## START
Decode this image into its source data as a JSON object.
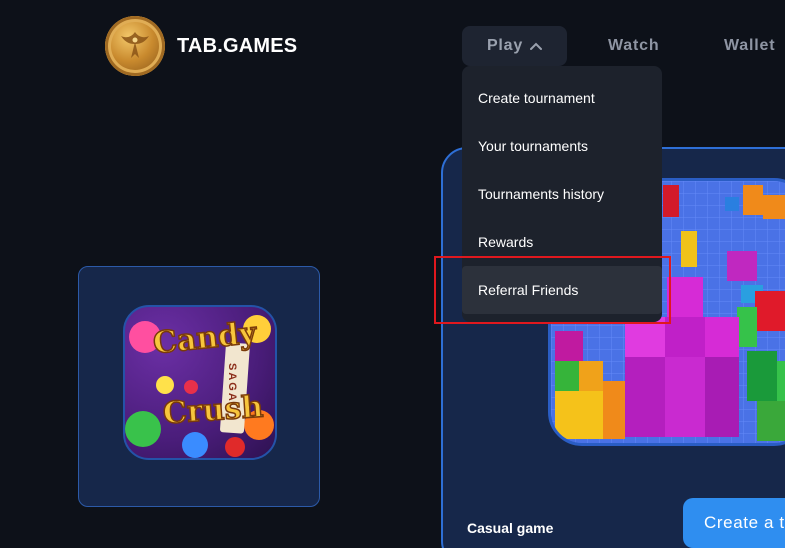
{
  "header": {
    "brand": "TAB.GAMES",
    "logo_icon": "phoenix-coin-icon",
    "nav": {
      "play_label": "Play",
      "play_icon": "chevron-up-icon",
      "watch_label": "Watch",
      "wallet_label": "Wallet"
    }
  },
  "dropdown": {
    "items": [
      {
        "label": "Create tournament"
      },
      {
        "label": "Your tournaments"
      },
      {
        "label": "Tournaments history"
      },
      {
        "label": "Rewards"
      },
      {
        "label": "Referral Friends"
      }
    ],
    "highlight_color": "#e0181e"
  },
  "games": [
    {
      "name": "Candy Crush Saga",
      "thumb_text_1": "Candy",
      "thumb_text_2": "Crush",
      "thumb_text_3": "SAGA"
    },
    {
      "name": "Tetris",
      "category": "Casual game"
    }
  ],
  "create_button_label": "Create a t",
  "colors": {
    "background": "#0d1119",
    "card": "#16274a",
    "accent": "#2f8ef0"
  }
}
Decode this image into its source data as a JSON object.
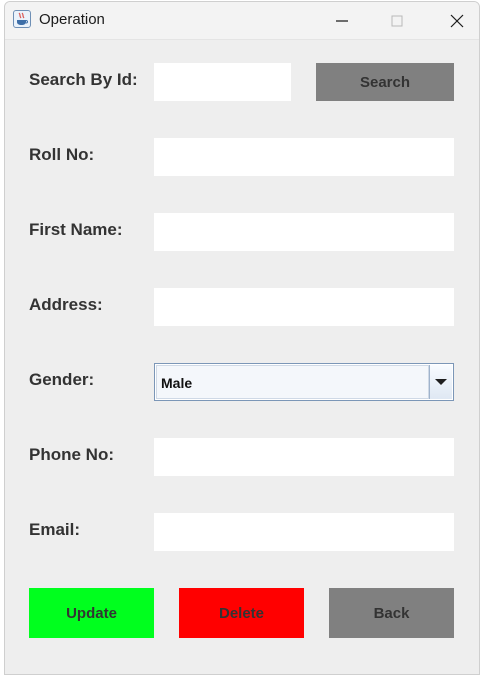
{
  "window": {
    "title": "Operation"
  },
  "form": {
    "search_label": "Search By Id:",
    "search_value": "",
    "search_button": "Search",
    "roll_label": "Roll No:",
    "roll_value": "",
    "first_name_label": "First Name:",
    "first_name_value": "",
    "address_label": "Address:",
    "address_value": "",
    "gender_label": "Gender:",
    "gender_selected": "Male",
    "phone_label": "Phone No:",
    "phone_value": "",
    "email_label": "Email:",
    "email_value": ""
  },
  "actions": {
    "update": "Update",
    "delete": "Delete",
    "back": "Back"
  },
  "colors": {
    "update_bg": "#00ff1e",
    "delete_bg": "#ff0000",
    "back_bg": "#808080",
    "search_bg": "#808080"
  },
  "icons": {
    "app": "java-cup-icon",
    "minimize": "minimize-icon",
    "maximize": "maximize-icon",
    "close": "close-icon",
    "dropdown": "chevron-down-icon"
  }
}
## END
• _PROBLEM_
Quote the listing above in full, except for the pictures.

• _TASK SOLUTION_
Decode this image into its source data as a JSON object.
{
  "header": {
    "brand": "TAB.GAMES",
    "logo_icon": "phoenix-coin-icon",
    "nav": {
      "play_label": "Play",
      "play_icon": "chevron-up-icon",
      "watch_label": "Watch",
      "wallet_label": "Wallet"
    }
  },
  "dropdown": {
    "items": [
      {
        "label": "Create tournament"
      },
      {
        "label": "Your tournaments"
      },
      {
        "label": "Tournaments history"
      },
      {
        "label": "Rewards"
      },
      {
        "label": "Referral Friends"
      }
    ],
    "highlight_color": "#e0181e"
  },
  "games": [
    {
      "name": "Candy Crush Saga",
      "thumb_text_1": "Candy",
      "thumb_text_2": "Crush",
      "thumb_text_3": "SAGA"
    },
    {
      "name": "Tetris",
      "category": "Casual game"
    }
  ],
  "create_button_label": "Create a t",
  "colors": {
    "background": "#0d1119",
    "card": "#16274a",
    "accent": "#2f8ef0"
  }
}
Decode this image into its source data as a JSON object.
{
  "window": {
    "title": "Operation"
  },
  "form": {
    "search_label": "Search By Id:",
    "search_value": "",
    "search_button": "Search",
    "roll_label": "Roll No:",
    "roll_value": "",
    "first_name_label": "First Name:",
    "first_name_value": "",
    "address_label": "Address:",
    "address_value": "",
    "gender_label": "Gender:",
    "gender_selected": "Male",
    "phone_label": "Phone No:",
    "phone_value": "",
    "email_label": "Email:",
    "email_value": ""
  },
  "actions": {
    "update": "Update",
    "delete": "Delete",
    "back": "Back"
  },
  "colors": {
    "update_bg": "#00ff1e",
    "delete_bg": "#ff0000",
    "back_bg": "#808080",
    "search_bg": "#808080"
  },
  "icons": {
    "app": "java-cup-icon",
    "minimize": "minimize-icon",
    "maximize": "maximize-icon",
    "close": "close-icon",
    "dropdown": "chevron-down-icon"
  }
}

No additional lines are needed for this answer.